» Records to use:
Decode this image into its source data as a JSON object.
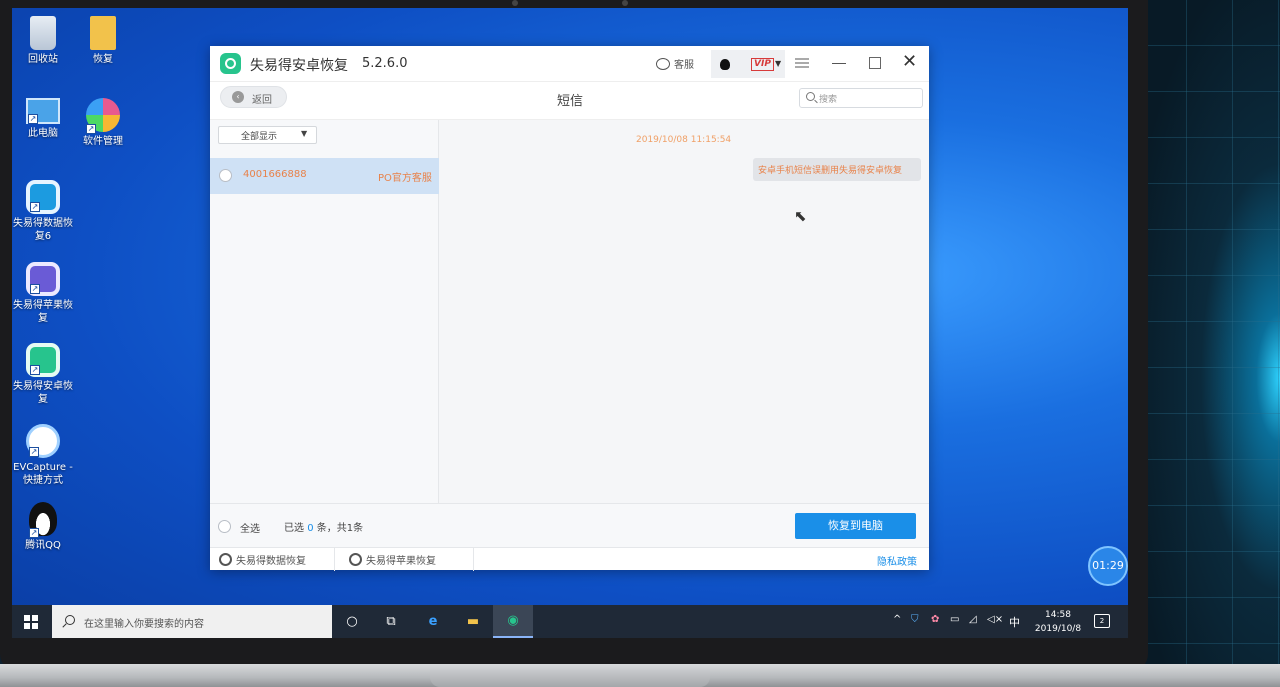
{
  "desktop": {
    "icons": [
      {
        "label": "回收站",
        "color": "#cfd8e3"
      },
      {
        "label": "恢复",
        "color": "#f2c24b"
      },
      {
        "label": "此电脑",
        "color": "#4aa3e8"
      },
      {
        "label": "软件管理",
        "color": "#e85a8f"
      },
      {
        "label": "失易得数据恢复6",
        "color": "#1c9be0"
      },
      {
        "label": "失易得苹果恢复",
        "color": "#6a5bd6"
      },
      {
        "label": "失易得安卓恢复",
        "color": "#27c48d"
      },
      {
        "label": "EVCapture - 快捷方式",
        "color": "#ffffff"
      },
      {
        "label": "腾讯QQ",
        "color": "#111111"
      }
    ]
  },
  "app": {
    "name": "失易得安卓恢复",
    "version": "5.2.6.0",
    "service_label": "客服",
    "vip_label": "VIP",
    "back_label": "返回",
    "section_title": "短信",
    "search_placeholder": "搜索",
    "filter_label": "全部显示",
    "conversations": [
      {
        "number": "4001666888",
        "sender": "PO官方客服"
      }
    ],
    "message": {
      "time": "2019/10/08 11:15:54",
      "text": "安卓手机短信误删用失易得安卓恢复"
    },
    "footer": {
      "select_all": "全选",
      "selected_prefix": "已选",
      "selected_count": "0",
      "selected_suffix": "条，共1条",
      "restore_button": "恢复到电脑"
    },
    "bottom": {
      "link1": "失易得数据恢复",
      "link2": "失易得苹果恢复",
      "privacy": "隐私政策"
    }
  },
  "overlay_timer": "01:29",
  "taskbar": {
    "search_placeholder": "在这里输入你要搜索的内容",
    "ime": "中",
    "time": "14:58",
    "date": "2019/10/8",
    "notifications": "2"
  },
  "colors": {
    "accent": "#1a8fe8",
    "orange_text": "#e8824a",
    "brand_green": "#27c48d"
  }
}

» Objective:
Write out every line above exactly as it is, leaving out the pictures.

» The solution:
Decode this image into its source data as a JSON object.
{
  "desktop": {
    "icons": [
      {
        "label": "回收站",
        "color": "#cfd8e3"
      },
      {
        "label": "恢复",
        "color": "#f2c24b"
      },
      {
        "label": "此电脑",
        "color": "#4aa3e8"
      },
      {
        "label": "软件管理",
        "color": "#e85a8f"
      },
      {
        "label": "失易得数据恢复6",
        "color": "#1c9be0"
      },
      {
        "label": "失易得苹果恢复",
        "color": "#6a5bd6"
      },
      {
        "label": "失易得安卓恢复",
        "color": "#27c48d"
      },
      {
        "label": "EVCapture - 快捷方式",
        "color": "#ffffff"
      },
      {
        "label": "腾讯QQ",
        "color": "#111111"
      }
    ]
  },
  "app": {
    "name": "失易得安卓恢复",
    "version": "5.2.6.0",
    "service_label": "客服",
    "vip_label": "VIP",
    "back_label": "返回",
    "section_title": "短信",
    "search_placeholder": "搜索",
    "filter_label": "全部显示",
    "conversations": [
      {
        "number": "4001666888",
        "sender": "PO官方客服"
      }
    ],
    "message": {
      "time": "2019/10/08 11:15:54",
      "text": "安卓手机短信误删用失易得安卓恢复"
    },
    "footer": {
      "select_all": "全选",
      "selected_prefix": "已选",
      "selected_count": "0",
      "selected_suffix": "条，共1条",
      "restore_button": "恢复到电脑"
    },
    "bottom": {
      "link1": "失易得数据恢复",
      "link2": "失易得苹果恢复",
      "privacy": "隐私政策"
    }
  },
  "overlay_timer": "01:29",
  "taskbar": {
    "search_placeholder": "在这里输入你要搜索的内容",
    "ime": "中",
    "time": "14:58",
    "date": "2019/10/8",
    "notifications": "2"
  },
  "colors": {
    "accent": "#1a8fe8",
    "orange_text": "#e8824a",
    "brand_green": "#27c48d"
  }
}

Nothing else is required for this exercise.